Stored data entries
+++
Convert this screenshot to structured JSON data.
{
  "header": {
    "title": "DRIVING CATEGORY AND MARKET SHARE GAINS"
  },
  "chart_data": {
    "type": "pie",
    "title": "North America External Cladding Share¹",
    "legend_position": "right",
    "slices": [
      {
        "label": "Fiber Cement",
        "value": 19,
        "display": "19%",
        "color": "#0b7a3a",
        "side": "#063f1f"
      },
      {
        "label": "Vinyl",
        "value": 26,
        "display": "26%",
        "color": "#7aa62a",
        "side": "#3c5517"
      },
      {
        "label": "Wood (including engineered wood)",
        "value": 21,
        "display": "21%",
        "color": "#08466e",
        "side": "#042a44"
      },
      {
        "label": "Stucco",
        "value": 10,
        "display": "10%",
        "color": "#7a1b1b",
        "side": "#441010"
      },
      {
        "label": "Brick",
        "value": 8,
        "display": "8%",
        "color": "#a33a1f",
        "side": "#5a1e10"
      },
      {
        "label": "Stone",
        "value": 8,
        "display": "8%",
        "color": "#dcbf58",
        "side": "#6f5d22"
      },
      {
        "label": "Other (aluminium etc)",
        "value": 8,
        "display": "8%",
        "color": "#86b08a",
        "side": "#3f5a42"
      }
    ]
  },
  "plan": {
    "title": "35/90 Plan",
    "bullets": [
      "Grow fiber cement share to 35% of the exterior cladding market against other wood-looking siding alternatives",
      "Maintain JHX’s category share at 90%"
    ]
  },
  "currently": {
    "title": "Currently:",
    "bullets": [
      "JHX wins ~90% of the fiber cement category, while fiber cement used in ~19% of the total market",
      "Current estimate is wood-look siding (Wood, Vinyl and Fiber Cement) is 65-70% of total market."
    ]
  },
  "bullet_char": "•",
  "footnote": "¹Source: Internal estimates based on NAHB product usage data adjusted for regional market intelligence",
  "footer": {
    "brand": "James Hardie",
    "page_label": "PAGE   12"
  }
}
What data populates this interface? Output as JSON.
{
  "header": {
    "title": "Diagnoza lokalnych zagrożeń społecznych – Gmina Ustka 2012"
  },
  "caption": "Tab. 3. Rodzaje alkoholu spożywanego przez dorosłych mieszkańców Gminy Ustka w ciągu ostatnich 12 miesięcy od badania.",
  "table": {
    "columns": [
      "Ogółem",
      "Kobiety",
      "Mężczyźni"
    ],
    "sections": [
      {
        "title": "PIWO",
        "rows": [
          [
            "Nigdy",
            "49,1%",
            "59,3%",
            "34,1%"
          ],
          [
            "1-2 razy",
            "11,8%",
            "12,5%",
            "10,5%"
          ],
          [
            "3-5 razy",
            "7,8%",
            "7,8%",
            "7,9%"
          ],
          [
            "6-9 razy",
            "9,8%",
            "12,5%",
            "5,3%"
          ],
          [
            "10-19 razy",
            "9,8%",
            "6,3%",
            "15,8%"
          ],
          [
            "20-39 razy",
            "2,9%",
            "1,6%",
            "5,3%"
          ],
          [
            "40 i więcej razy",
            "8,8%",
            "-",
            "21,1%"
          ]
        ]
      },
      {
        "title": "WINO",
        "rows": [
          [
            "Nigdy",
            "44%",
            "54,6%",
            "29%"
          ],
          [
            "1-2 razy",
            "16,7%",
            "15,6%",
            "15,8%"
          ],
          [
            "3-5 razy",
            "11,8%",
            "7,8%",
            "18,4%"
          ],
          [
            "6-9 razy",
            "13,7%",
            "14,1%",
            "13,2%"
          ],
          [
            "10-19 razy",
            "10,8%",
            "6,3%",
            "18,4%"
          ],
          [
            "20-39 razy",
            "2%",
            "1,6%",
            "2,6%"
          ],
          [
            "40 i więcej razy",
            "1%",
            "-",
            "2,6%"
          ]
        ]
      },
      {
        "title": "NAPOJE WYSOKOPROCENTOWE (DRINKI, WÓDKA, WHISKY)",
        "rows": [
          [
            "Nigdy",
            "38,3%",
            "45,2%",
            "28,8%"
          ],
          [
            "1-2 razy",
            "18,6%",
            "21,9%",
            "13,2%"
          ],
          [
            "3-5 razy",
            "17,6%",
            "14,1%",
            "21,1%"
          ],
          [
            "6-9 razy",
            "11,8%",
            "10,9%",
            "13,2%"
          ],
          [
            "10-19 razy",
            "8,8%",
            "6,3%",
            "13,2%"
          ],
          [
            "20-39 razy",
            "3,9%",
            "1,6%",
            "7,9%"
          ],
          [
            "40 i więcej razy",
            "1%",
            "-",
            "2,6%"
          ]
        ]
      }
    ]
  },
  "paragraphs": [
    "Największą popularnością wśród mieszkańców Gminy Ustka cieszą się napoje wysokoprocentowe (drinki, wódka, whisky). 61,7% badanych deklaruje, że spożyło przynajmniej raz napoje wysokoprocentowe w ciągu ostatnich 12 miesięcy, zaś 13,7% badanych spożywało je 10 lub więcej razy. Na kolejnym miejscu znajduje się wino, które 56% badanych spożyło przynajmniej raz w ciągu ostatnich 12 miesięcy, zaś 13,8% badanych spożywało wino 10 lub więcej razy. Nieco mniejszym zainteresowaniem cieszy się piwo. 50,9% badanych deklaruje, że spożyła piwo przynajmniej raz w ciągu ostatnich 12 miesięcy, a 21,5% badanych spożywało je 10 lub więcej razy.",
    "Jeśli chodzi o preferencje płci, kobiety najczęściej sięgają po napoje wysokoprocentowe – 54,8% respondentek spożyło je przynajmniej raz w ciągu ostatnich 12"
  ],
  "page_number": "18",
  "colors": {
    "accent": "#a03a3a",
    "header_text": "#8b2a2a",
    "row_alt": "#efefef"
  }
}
+++
What is required – Your task is to quote all of the data word for word.

Written response –
Convert this screenshot to structured JSON data.
{
  "header": {
    "title": "DRIVING CATEGORY AND MARKET SHARE GAINS"
  },
  "chart_data": {
    "type": "pie",
    "title": "North America External Cladding Share¹",
    "legend_position": "right",
    "slices": [
      {
        "label": "Fiber Cement",
        "value": 19,
        "display": "19%",
        "color": "#0b7a3a",
        "side": "#063f1f"
      },
      {
        "label": "Vinyl",
        "value": 26,
        "display": "26%",
        "color": "#7aa62a",
        "side": "#3c5517"
      },
      {
        "label": "Wood (including engineered wood)",
        "value": 21,
        "display": "21%",
        "color": "#08466e",
        "side": "#042a44"
      },
      {
        "label": "Stucco",
        "value": 10,
        "display": "10%",
        "color": "#7a1b1b",
        "side": "#441010"
      },
      {
        "label": "Brick",
        "value": 8,
        "display": "8%",
        "color": "#a33a1f",
        "side": "#5a1e10"
      },
      {
        "label": "Stone",
        "value": 8,
        "display": "8%",
        "color": "#dcbf58",
        "side": "#6f5d22"
      },
      {
        "label": "Other (aluminium etc)",
        "value": 8,
        "display": "8%",
        "color": "#86b08a",
        "side": "#3f5a42"
      }
    ]
  },
  "plan": {
    "title": "35/90 Plan",
    "bullets": [
      "Grow fiber cement share to 35% of the exterior cladding market against other wood-looking siding alternatives",
      "Maintain JHX’s category share at 90%"
    ]
  },
  "currently": {
    "title": "Currently:",
    "bullets": [
      "JHX wins ~90% of the fiber cement category, while fiber cement used in ~19% of the total market",
      "Current estimate is wood-look siding (Wood, Vinyl and Fiber Cement) is 65-70% of total market."
    ]
  },
  "bullet_char": "•",
  "footnote": "¹Source: Internal estimates based on NAHB product usage data adjusted for regional market intelligence",
  "footer": {
    "brand": "James Hardie",
    "page_label": "PAGE   12"
  }
}
What data populates this interface? Output as JSON.
{
  "header": {
    "title": "Diagnoza lokalnych zagrożeń społecznych – Gmina Ustka 2012"
  },
  "caption": "Tab. 3. Rodzaje alkoholu spożywanego przez dorosłych mieszkańców Gminy Ustka w ciągu ostatnich 12 miesięcy od badania.",
  "table": {
    "columns": [
      "Ogółem",
      "Kobiety",
      "Mężczyźni"
    ],
    "sections": [
      {
        "title": "PIWO",
        "rows": [
          [
            "Nigdy",
            "49,1%",
            "59,3%",
            "34,1%"
          ],
          [
            "1-2 razy",
            "11,8%",
            "12,5%",
            "10,5%"
          ],
          [
            "3-5 razy",
            "7,8%",
            "7,8%",
            "7,9%"
          ],
          [
            "6-9 razy",
            "9,8%",
            "12,5%",
            "5,3%"
          ],
          [
            "10-19 razy",
            "9,8%",
            "6,3%",
            "15,8%"
          ],
          [
            "20-39 razy",
            "2,9%",
            "1,6%",
            "5,3%"
          ],
          [
            "40 i więcej razy",
            "8,8%",
            "-",
            "21,1%"
          ]
        ]
      },
      {
        "title": "WINO",
        "rows": [
          [
            "Nigdy",
            "44%",
            "54,6%",
            "29%"
          ],
          [
            "1-2 razy",
            "16,7%",
            "15,6%",
            "15,8%"
          ],
          [
            "3-5 razy",
            "11,8%",
            "7,8%",
            "18,4%"
          ],
          [
            "6-9 razy",
            "13,7%",
            "14,1%",
            "13,2%"
          ],
          [
            "10-19 razy",
            "10,8%",
            "6,3%",
            "18,4%"
          ],
          [
            "20-39 razy",
            "2%",
            "1,6%",
            "2,6%"
          ],
          [
            "40 i więcej razy",
            "1%",
            "-",
            "2,6%"
          ]
        ]
      },
      {
        "title": "NAPOJE WYSOKOPROCENTOWE (DRINKI, WÓDKA, WHISKY)",
        "rows": [
          [
            "Nigdy",
            "38,3%",
            "45,2%",
            "28,8%"
          ],
          [
            "1-2 razy",
            "18,6%",
            "21,9%",
            "13,2%"
          ],
          [
            "3-5 razy",
            "17,6%",
            "14,1%",
            "21,1%"
          ],
          [
            "6-9 razy",
            "11,8%",
            "10,9%",
            "13,2%"
          ],
          [
            "10-19 razy",
            "8,8%",
            "6,3%",
            "13,2%"
          ],
          [
            "20-39 razy",
            "3,9%",
            "1,6%",
            "7,9%"
          ],
          [
            "40 i więcej razy",
            "1%",
            "-",
            "2,6%"
          ]
        ]
      }
    ]
  },
  "paragraphs": [
    "Największą popularnością wśród mieszkańców Gminy Ustka cieszą się napoje wysokoprocentowe (drinki, wódka, whisky). 61,7% badanych deklaruje, że spożyło przynajmniej raz napoje wysokoprocentowe w ciągu ostatnich 12 miesięcy, zaś 13,7% badanych spożywało je 10 lub więcej razy. Na kolejnym miejscu znajduje się wino, które 56% badanych spożyło przynajmniej raz w ciągu ostatnich 12 miesięcy, zaś 13,8% badanych spożywało wino 10 lub więcej razy. Nieco mniejszym zainteresowaniem cieszy się piwo. 50,9% badanych deklaruje, że spożyła piwo przynajmniej raz w ciągu ostatnich 12 miesięcy, a 21,5% badanych spożywało je 10 lub więcej razy.",
    "Jeśli chodzi o preferencje płci, kobiety najczęściej sięgają po napoje wysokoprocentowe – 54,8% respondentek spożyło je przynajmniej raz w ciągu ostatnich 12"
  ],
  "page_number": "18",
  "colors": {
    "accent": "#a03a3a",
    "header_text": "#8b2a2a",
    "row_alt": "#efefef"
  }
}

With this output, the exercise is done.